Each line that holds the string "from" counts once; say how many such lines there are and add nothing.

**SOURCE RECORDS**
_ _ _ _ _ _ _

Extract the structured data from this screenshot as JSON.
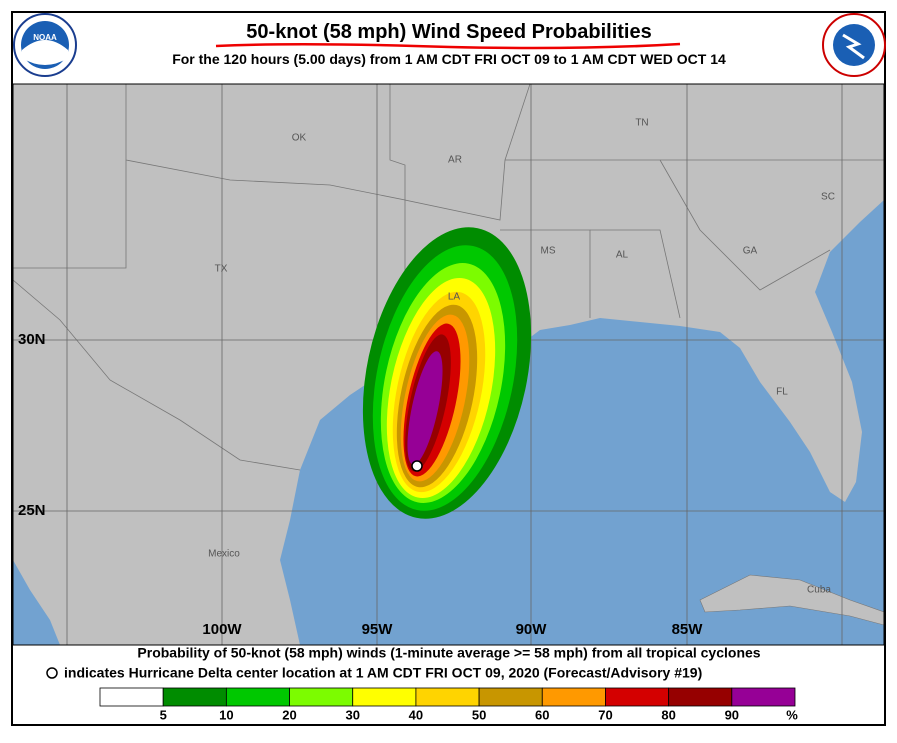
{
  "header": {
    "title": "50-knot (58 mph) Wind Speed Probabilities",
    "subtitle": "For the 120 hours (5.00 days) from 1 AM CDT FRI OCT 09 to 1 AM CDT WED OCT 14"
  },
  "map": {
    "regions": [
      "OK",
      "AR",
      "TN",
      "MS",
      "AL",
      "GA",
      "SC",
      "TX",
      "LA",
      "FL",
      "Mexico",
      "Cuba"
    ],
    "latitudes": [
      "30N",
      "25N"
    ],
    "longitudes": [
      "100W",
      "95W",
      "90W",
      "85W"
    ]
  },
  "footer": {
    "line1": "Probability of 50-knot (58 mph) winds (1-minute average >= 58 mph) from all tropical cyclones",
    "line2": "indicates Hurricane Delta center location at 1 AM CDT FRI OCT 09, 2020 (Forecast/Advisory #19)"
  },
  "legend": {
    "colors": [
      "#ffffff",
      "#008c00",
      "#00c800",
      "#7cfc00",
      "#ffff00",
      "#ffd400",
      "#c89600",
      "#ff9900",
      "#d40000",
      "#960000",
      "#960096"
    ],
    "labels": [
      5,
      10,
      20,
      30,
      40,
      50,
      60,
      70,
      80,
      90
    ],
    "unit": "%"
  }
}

_ _ _ _ _ _ _

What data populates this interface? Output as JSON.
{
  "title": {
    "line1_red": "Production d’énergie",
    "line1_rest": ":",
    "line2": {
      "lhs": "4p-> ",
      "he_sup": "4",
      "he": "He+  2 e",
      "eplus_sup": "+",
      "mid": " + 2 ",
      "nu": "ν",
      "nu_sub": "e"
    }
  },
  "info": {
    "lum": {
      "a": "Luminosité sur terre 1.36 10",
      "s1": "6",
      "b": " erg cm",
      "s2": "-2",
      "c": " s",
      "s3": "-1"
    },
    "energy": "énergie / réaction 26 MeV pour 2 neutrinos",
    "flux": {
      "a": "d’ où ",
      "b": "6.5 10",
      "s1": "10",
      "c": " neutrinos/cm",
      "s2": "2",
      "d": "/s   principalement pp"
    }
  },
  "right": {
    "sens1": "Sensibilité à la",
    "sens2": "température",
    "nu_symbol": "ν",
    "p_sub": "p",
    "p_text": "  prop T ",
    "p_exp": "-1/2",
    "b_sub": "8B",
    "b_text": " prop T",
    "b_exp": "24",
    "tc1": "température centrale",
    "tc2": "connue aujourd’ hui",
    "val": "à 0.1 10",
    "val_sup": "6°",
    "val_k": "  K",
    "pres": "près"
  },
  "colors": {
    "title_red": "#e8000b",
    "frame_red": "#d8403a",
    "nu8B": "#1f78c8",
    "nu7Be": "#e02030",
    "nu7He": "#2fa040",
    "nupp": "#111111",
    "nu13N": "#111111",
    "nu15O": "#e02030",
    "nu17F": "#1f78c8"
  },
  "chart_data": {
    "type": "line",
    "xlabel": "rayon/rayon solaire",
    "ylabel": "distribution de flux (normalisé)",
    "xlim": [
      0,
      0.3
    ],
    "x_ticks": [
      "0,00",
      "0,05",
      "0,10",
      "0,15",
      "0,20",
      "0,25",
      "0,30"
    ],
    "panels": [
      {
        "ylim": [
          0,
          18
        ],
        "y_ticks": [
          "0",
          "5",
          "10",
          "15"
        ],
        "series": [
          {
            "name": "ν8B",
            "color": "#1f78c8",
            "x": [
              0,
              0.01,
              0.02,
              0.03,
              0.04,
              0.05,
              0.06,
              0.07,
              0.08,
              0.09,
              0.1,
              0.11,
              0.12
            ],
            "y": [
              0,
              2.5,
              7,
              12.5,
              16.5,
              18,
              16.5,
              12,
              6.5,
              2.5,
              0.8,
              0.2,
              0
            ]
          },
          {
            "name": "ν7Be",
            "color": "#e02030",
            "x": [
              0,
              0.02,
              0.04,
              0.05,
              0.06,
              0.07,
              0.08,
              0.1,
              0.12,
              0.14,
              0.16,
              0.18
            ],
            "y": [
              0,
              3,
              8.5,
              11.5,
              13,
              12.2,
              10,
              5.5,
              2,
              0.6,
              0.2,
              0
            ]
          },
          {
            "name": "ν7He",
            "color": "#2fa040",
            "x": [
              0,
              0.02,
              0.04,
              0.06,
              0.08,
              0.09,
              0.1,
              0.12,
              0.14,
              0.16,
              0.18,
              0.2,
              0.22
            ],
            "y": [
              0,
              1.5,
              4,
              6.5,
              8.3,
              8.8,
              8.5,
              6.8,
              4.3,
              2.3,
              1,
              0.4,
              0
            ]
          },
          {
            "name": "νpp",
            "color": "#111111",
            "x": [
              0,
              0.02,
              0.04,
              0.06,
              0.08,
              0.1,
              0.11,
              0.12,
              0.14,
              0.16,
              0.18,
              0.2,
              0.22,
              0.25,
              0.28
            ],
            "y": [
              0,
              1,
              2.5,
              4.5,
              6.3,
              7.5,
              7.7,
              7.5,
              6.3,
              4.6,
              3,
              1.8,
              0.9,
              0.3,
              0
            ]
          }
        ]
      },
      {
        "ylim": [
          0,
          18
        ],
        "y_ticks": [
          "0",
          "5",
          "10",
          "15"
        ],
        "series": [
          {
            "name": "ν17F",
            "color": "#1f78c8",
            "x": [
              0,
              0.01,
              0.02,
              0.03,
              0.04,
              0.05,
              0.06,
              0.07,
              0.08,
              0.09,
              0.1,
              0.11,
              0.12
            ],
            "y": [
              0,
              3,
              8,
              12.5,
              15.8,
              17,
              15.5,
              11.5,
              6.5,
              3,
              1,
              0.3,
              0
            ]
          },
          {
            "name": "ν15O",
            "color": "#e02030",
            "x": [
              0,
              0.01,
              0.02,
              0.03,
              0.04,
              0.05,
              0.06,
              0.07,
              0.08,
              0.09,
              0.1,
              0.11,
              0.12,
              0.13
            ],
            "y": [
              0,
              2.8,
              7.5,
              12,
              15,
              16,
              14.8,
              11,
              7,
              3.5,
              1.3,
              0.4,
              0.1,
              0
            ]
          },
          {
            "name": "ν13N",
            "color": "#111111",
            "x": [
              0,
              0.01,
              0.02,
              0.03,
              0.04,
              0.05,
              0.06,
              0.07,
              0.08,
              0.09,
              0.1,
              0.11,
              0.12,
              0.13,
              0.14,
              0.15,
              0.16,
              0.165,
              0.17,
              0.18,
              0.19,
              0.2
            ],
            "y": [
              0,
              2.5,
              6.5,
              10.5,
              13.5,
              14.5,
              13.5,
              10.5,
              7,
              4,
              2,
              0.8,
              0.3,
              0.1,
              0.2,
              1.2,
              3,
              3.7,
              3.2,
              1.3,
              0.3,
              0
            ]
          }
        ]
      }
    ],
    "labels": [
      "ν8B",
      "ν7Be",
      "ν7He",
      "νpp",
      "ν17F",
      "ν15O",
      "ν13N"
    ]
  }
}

_ _ _ _ _ _ _

**ANSWER BELOW**
3